Entries from a data collection -
^^^^^^^^

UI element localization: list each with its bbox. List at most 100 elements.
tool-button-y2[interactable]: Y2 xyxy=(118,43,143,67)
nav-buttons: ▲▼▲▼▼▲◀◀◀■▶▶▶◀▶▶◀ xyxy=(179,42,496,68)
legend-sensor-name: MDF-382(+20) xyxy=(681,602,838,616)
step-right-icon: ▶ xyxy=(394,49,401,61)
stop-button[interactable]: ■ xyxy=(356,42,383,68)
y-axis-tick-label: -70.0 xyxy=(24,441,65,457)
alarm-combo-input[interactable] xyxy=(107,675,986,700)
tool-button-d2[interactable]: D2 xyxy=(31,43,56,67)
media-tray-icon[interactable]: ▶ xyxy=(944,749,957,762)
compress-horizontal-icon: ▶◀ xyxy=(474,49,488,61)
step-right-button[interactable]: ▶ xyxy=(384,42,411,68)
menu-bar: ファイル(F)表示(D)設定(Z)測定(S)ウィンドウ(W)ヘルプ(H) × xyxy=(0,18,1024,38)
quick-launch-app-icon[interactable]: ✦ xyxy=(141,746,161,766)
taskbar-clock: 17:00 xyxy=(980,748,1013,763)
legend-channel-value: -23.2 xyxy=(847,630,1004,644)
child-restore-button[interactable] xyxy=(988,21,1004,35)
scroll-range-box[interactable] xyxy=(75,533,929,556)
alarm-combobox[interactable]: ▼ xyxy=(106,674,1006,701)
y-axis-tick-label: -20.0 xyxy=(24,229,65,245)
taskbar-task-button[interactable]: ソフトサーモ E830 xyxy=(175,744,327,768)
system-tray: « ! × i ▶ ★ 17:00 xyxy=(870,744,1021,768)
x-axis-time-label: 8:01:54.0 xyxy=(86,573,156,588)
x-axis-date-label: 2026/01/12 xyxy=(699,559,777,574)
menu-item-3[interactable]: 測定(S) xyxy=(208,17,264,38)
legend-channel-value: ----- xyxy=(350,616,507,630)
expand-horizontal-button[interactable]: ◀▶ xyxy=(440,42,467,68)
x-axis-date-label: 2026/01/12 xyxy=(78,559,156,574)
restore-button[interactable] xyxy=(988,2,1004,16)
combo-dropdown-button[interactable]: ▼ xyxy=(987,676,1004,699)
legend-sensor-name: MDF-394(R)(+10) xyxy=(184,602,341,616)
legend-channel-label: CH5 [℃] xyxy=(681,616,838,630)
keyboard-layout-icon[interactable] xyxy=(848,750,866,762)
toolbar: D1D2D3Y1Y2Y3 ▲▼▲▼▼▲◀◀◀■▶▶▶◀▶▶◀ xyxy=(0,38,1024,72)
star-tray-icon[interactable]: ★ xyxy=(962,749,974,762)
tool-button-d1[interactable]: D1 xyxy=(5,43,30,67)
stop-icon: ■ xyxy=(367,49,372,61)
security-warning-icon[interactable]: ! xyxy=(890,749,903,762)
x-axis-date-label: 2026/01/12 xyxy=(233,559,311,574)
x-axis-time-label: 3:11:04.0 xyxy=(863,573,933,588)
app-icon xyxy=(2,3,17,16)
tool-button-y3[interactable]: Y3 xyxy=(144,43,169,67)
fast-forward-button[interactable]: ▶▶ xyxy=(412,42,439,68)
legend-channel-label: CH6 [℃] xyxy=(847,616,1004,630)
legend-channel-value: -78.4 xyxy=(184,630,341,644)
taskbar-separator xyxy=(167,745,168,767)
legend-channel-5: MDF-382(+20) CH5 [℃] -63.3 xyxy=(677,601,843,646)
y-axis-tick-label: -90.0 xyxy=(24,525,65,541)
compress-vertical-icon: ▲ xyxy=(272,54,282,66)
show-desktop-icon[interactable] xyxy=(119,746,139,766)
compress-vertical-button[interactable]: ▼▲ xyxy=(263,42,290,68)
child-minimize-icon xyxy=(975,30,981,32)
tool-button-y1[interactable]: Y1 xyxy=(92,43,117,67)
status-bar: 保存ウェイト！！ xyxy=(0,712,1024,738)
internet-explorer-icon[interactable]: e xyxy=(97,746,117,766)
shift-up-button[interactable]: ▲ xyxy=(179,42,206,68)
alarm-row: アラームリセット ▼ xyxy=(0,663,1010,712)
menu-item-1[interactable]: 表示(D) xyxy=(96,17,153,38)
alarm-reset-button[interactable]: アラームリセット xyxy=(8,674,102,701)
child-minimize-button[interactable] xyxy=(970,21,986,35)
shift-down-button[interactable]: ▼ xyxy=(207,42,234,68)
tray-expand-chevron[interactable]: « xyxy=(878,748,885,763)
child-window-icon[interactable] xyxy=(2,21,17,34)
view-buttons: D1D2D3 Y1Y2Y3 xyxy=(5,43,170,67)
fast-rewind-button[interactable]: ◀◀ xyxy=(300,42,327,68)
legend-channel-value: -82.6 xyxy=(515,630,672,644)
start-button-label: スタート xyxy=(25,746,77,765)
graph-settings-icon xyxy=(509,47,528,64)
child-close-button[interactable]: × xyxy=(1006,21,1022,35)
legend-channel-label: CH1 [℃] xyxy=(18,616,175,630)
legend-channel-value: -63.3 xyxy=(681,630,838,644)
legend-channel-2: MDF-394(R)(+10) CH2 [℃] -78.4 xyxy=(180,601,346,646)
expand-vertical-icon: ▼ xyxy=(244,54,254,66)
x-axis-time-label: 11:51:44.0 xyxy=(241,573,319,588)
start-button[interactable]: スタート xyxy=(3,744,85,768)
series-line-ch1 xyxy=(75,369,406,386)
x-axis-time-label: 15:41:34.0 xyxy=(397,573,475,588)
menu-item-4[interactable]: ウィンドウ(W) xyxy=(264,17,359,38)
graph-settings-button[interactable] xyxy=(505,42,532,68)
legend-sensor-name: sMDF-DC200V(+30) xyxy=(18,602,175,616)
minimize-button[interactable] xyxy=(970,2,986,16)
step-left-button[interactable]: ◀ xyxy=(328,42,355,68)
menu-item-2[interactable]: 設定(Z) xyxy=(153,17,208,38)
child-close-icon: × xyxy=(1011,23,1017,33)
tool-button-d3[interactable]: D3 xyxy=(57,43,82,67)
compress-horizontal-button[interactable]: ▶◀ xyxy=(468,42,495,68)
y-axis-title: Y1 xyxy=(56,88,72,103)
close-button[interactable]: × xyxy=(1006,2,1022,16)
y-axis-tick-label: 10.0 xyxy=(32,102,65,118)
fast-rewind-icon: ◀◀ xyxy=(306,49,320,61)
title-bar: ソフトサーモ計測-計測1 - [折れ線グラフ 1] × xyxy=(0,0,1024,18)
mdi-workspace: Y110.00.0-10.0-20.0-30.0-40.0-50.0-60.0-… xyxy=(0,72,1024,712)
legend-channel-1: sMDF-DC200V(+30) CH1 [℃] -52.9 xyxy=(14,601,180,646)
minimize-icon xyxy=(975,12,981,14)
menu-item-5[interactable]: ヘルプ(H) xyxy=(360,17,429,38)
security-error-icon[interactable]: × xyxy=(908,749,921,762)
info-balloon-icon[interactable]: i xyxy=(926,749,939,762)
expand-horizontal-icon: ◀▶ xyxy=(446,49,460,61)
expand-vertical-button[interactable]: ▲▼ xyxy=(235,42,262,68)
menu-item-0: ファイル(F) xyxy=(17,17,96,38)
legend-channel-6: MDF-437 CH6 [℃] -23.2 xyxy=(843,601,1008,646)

^^^^^^^^

Given exercise - Retype the entries above line for line, changing nothing.

Answer to the problem -
UI element localization: list each with its bbox. List at most 100 elements.
tool-button-y2[interactable]: Y2 xyxy=(118,43,143,67)
nav-buttons: ▲▼▲▼▼▲◀◀◀■▶▶▶◀▶▶◀ xyxy=(179,42,496,68)
legend-sensor-name: MDF-382(+20) xyxy=(681,602,838,616)
step-right-icon: ▶ xyxy=(394,49,401,61)
stop-button[interactable]: ■ xyxy=(356,42,383,68)
y-axis-tick-label: -70.0 xyxy=(24,441,65,457)
alarm-combo-input[interactable] xyxy=(107,675,986,700)
tool-button-d2[interactable]: D2 xyxy=(31,43,56,67)
media-tray-icon[interactable]: ▶ xyxy=(944,749,957,762)
compress-horizontal-icon: ▶◀ xyxy=(474,49,488,61)
step-right-button[interactable]: ▶ xyxy=(384,42,411,68)
menu-bar: ファイル(F)表示(D)設定(Z)測定(S)ウィンドウ(W)ヘルプ(H) × xyxy=(0,18,1024,38)
quick-launch-app-icon[interactable]: ✦ xyxy=(141,746,161,766)
taskbar-clock: 17:00 xyxy=(980,748,1013,763)
legend-channel-value: -23.2 xyxy=(847,630,1004,644)
child-restore-button[interactable] xyxy=(988,21,1004,35)
scroll-range-box[interactable] xyxy=(75,533,929,556)
alarm-combobox[interactable]: ▼ xyxy=(106,674,1006,701)
y-axis-tick-label: -20.0 xyxy=(24,229,65,245)
taskbar-task-button[interactable]: ソフトサーモ E830 xyxy=(175,744,327,768)
system-tray: « ! × i ▶ ★ 17:00 xyxy=(870,744,1021,768)
x-axis-time-label: 8:01:54.0 xyxy=(86,573,156,588)
x-axis-date-label: 2026/01/12 xyxy=(699,559,777,574)
menu-item-3[interactable]: 測定(S) xyxy=(208,17,264,38)
legend-channel-value: ----- xyxy=(350,616,507,630)
expand-horizontal-button[interactable]: ◀▶ xyxy=(440,42,467,68)
x-axis-date-label: 2026/01/12 xyxy=(78,559,156,574)
restore-button[interactable] xyxy=(988,2,1004,16)
combo-dropdown-button[interactable]: ▼ xyxy=(987,676,1004,699)
legend-sensor-name: MDF-394(R)(+10) xyxy=(184,602,341,616)
legend-channel-label: CH5 [℃] xyxy=(681,616,838,630)
keyboard-layout-icon[interactable] xyxy=(848,750,866,762)
toolbar: D1D2D3Y1Y2Y3 ▲▼▲▼▼▲◀◀◀■▶▶▶◀▶▶◀ xyxy=(0,38,1024,72)
star-tray-icon[interactable]: ★ xyxy=(962,749,974,762)
tool-button-d1[interactable]: D1 xyxy=(5,43,30,67)
stop-icon: ■ xyxy=(367,49,372,61)
security-warning-icon[interactable]: ! xyxy=(890,749,903,762)
x-axis-date-label: 2026/01/12 xyxy=(233,559,311,574)
x-axis-time-label: 3:11:04.0 xyxy=(863,573,933,588)
app-icon xyxy=(2,3,17,16)
tool-button-y3[interactable]: Y3 xyxy=(144,43,169,67)
fast-forward-button[interactable]: ▶▶ xyxy=(412,42,439,68)
legend-channel-label: CH6 [℃] xyxy=(847,616,1004,630)
legend-channel-value: -78.4 xyxy=(184,630,341,644)
taskbar-separator xyxy=(167,745,168,767)
legend-channel-5: MDF-382(+20) CH5 [℃] -63.3 xyxy=(677,601,843,646)
y-axis-tick-label: -90.0 xyxy=(24,525,65,541)
compress-vertical-icon: ▲ xyxy=(272,54,282,66)
show-desktop-icon[interactable] xyxy=(119,746,139,766)
compress-vertical-button[interactable]: ▼▲ xyxy=(263,42,290,68)
child-minimize-icon xyxy=(975,30,981,32)
tool-button-y1[interactable]: Y1 xyxy=(92,43,117,67)
status-bar: 保存ウェイト！！ xyxy=(0,712,1024,738)
internet-explorer-icon[interactable]: e xyxy=(97,746,117,766)
shift-up-button[interactable]: ▲ xyxy=(179,42,206,68)
alarm-row: アラームリセット ▼ xyxy=(0,663,1010,712)
menu-item-1[interactable]: 表示(D) xyxy=(96,17,153,38)
alarm-reset-button[interactable]: アラームリセット xyxy=(8,674,102,701)
child-minimize-button[interactable] xyxy=(970,21,986,35)
shift-down-button[interactable]: ▼ xyxy=(207,42,234,68)
tray-expand-chevron[interactable]: « xyxy=(878,748,885,763)
child-window-icon[interactable] xyxy=(2,21,17,34)
view-buttons: D1D2D3 Y1Y2Y3 xyxy=(5,43,170,67)
fast-rewind-button[interactable]: ◀◀ xyxy=(300,42,327,68)
legend-channel-value: -82.6 xyxy=(515,630,672,644)
start-button-label: スタート xyxy=(25,746,77,765)
graph-settings-icon xyxy=(509,47,528,64)
child-close-button[interactable]: × xyxy=(1006,21,1022,35)
legend-channel-label: CH1 [℃] xyxy=(18,616,175,630)
legend-channel-value: -63.3 xyxy=(681,630,838,644)
legend-channel-2: MDF-394(R)(+10) CH2 [℃] -78.4 xyxy=(180,601,346,646)
expand-vertical-icon: ▼ xyxy=(244,54,254,66)
x-axis-time-label: 11:51:44.0 xyxy=(241,573,319,588)
start-button[interactable]: スタート xyxy=(3,744,85,768)
series-line-ch1 xyxy=(75,369,406,386)
x-axis-time-label: 15:41:34.0 xyxy=(397,573,475,588)
menu-item-4[interactable]: ウィンドウ(W) xyxy=(264,17,359,38)
graph-settings-button[interactable] xyxy=(505,42,532,68)
legend-sensor-name: sMDF-DC200V(+30) xyxy=(18,602,175,616)
minimize-button[interactable] xyxy=(970,2,986,16)
step-left-button[interactable]: ◀ xyxy=(328,42,355,68)
menu-item-2[interactable]: 設定(Z) xyxy=(153,17,208,38)
child-close-icon: × xyxy=(1011,23,1017,33)
tool-button-d3[interactable]: D3 xyxy=(57,43,82,67)
compress-horizontal-button[interactable]: ▶◀ xyxy=(468,42,495,68)
y-axis-title: Y1 xyxy=(56,88,72,103)
close-button[interactable]: × xyxy=(1006,2,1022,16)
y-axis-tick-label: 10.0 xyxy=(32,102,65,118)
fast-rewind-icon: ◀◀ xyxy=(306,49,320,61)
title-bar: ソフトサーモ計測-計測1 - [折れ線グラフ 1] × xyxy=(0,0,1024,18)
mdi-workspace: Y110.00.0-10.0-20.0-30.0-40.0-50.0-60.0-… xyxy=(0,72,1024,712)
legend-channel-1: sMDF-DC200V(+30) CH1 [℃] -52.9 xyxy=(14,601,180,646)
minimize-icon xyxy=(975,12,981,14)
menu-item-5[interactable]: ヘルプ(H) xyxy=(360,17,429,38)
security-error-icon[interactable]: × xyxy=(908,749,921,762)
info-balloon-icon[interactable]: i xyxy=(926,749,939,762)
expand-horizontal-icon: ◀▶ xyxy=(446,49,460,61)
expand-vertical-button[interactable]: ▲▼ xyxy=(235,42,262,68)
menu-item-0: ファイル(F) xyxy=(17,17,96,38)
legend-channel-6: MDF-437 CH6 [℃] -23.2 xyxy=(843,601,1008,646)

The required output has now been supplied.